◆ **EXERCISE AIM**: What is the number of lines containing the word "this"? Please answer with that number and nothing more.
>> Begin
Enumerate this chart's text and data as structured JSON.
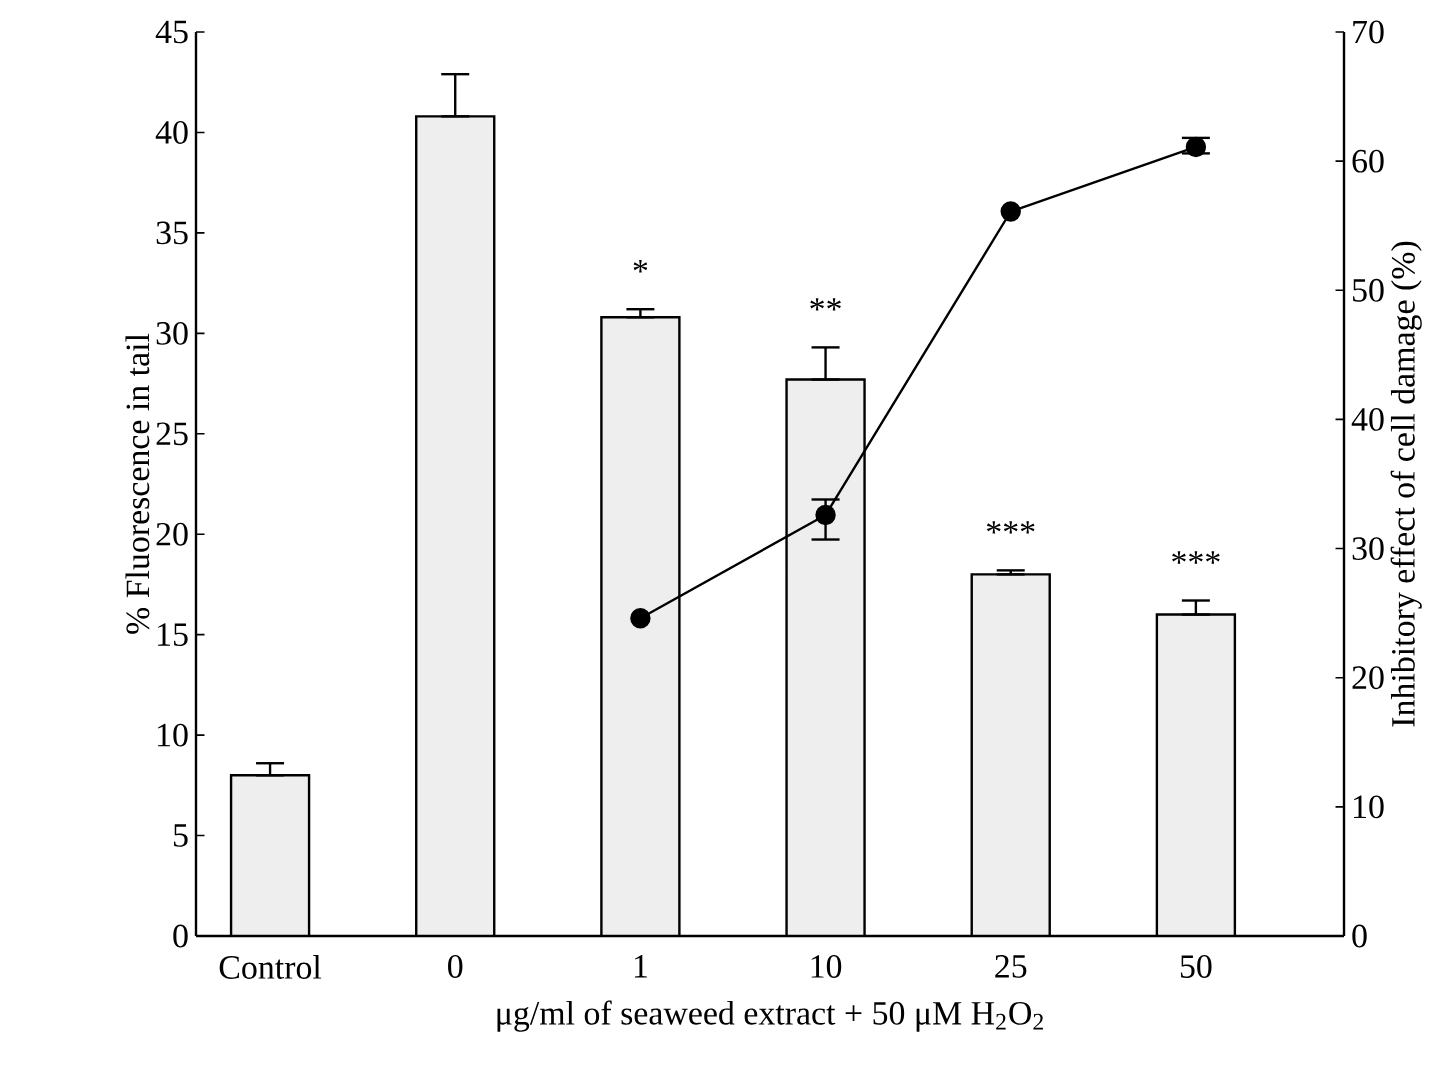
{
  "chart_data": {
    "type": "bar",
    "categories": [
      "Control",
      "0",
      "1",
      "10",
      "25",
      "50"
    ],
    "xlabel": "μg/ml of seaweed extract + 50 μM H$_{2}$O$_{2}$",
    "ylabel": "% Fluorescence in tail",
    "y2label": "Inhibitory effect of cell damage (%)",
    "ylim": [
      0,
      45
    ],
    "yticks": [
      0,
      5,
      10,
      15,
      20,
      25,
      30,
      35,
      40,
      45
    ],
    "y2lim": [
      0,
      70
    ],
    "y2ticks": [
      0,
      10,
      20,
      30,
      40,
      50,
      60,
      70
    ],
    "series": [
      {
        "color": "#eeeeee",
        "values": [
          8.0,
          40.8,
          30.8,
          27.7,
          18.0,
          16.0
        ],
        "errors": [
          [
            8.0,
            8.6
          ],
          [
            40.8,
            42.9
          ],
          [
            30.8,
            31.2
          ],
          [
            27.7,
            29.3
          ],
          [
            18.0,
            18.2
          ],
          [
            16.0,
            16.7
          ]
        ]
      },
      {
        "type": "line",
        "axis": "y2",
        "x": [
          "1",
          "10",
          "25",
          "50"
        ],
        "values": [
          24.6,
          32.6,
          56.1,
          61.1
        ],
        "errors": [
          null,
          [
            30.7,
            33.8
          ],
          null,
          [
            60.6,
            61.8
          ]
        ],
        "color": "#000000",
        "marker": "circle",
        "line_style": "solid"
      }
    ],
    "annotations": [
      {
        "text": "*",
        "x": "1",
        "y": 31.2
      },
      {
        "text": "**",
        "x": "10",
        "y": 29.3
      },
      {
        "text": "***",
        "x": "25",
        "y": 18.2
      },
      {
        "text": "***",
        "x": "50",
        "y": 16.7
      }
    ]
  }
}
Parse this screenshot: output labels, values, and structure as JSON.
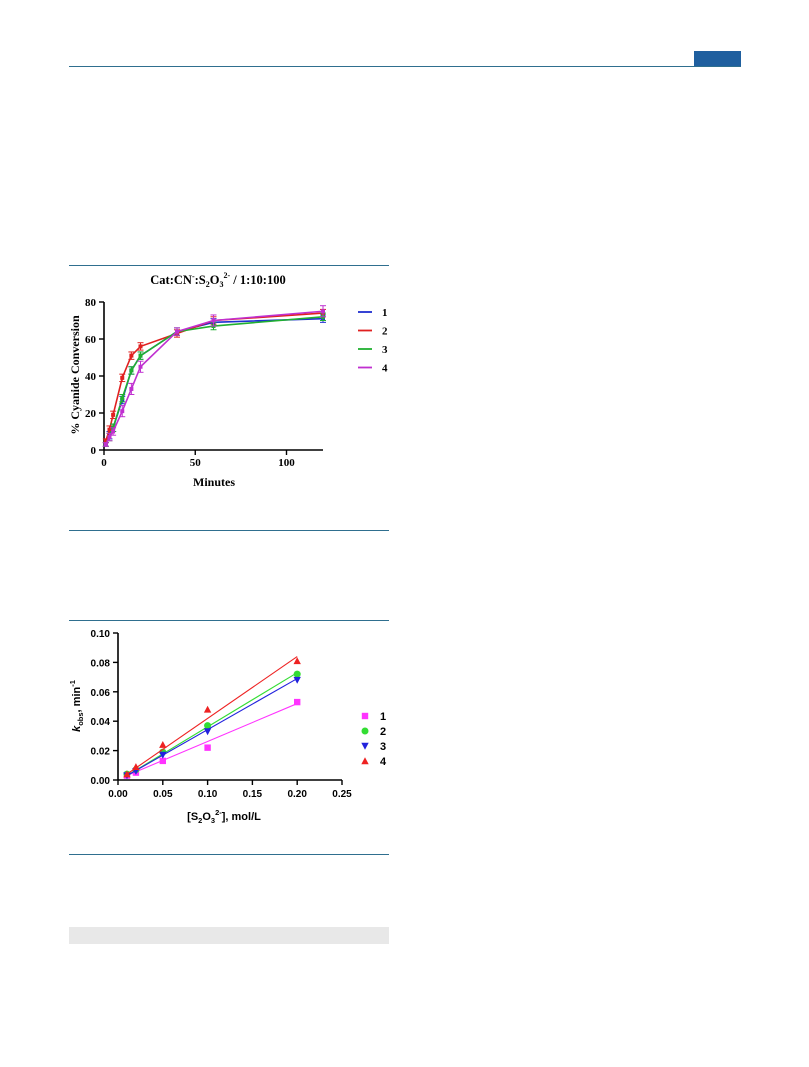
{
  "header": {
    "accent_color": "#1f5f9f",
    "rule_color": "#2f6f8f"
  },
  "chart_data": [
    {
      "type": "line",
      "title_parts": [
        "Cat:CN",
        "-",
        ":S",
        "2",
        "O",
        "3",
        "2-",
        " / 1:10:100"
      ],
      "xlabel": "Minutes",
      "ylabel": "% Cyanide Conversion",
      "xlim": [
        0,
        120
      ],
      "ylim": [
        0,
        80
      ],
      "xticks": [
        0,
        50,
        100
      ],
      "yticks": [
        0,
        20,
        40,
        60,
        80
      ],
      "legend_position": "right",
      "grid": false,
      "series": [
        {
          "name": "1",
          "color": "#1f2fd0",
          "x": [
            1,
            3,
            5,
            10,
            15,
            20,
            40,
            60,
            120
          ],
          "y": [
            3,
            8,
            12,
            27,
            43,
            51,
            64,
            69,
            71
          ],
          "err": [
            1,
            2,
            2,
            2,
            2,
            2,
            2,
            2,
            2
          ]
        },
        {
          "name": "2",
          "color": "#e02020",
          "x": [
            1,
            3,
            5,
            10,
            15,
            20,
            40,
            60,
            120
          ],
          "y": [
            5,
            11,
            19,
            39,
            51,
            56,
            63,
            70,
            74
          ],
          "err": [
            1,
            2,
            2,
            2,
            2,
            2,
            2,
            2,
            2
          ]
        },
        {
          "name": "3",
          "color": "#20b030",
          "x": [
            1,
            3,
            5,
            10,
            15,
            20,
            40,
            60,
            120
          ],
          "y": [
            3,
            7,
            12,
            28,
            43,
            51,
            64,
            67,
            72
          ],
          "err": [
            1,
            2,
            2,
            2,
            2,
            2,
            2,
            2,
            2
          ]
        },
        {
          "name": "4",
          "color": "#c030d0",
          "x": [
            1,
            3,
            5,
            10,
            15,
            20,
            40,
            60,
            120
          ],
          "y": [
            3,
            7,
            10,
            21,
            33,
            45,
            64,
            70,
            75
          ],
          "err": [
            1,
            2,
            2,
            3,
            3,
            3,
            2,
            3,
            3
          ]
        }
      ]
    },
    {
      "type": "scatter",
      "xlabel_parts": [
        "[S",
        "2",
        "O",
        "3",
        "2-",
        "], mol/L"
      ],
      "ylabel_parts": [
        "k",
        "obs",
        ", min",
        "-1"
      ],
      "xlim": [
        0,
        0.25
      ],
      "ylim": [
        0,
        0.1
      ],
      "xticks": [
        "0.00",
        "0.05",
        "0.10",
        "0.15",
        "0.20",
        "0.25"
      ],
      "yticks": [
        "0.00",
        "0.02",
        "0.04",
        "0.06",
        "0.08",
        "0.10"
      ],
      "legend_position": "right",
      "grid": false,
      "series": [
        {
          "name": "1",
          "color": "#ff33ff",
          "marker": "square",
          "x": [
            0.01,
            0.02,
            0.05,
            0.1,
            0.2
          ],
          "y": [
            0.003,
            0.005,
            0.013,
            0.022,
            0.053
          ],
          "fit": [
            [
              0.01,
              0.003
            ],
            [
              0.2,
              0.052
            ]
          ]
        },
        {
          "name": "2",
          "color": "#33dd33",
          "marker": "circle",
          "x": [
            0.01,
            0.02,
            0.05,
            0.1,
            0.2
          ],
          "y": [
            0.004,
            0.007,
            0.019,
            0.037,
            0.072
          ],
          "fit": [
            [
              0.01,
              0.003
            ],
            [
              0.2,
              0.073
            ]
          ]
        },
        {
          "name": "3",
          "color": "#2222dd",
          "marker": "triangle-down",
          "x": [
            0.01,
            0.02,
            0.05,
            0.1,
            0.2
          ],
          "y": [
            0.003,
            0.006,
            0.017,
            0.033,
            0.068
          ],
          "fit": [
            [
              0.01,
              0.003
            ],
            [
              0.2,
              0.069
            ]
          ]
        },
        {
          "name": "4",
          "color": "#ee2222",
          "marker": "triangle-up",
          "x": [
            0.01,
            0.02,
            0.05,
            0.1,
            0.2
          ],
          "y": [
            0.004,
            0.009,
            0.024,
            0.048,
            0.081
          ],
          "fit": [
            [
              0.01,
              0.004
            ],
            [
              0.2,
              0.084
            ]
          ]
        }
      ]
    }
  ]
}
>> End
◆ **FINISHED ANSWER**: 2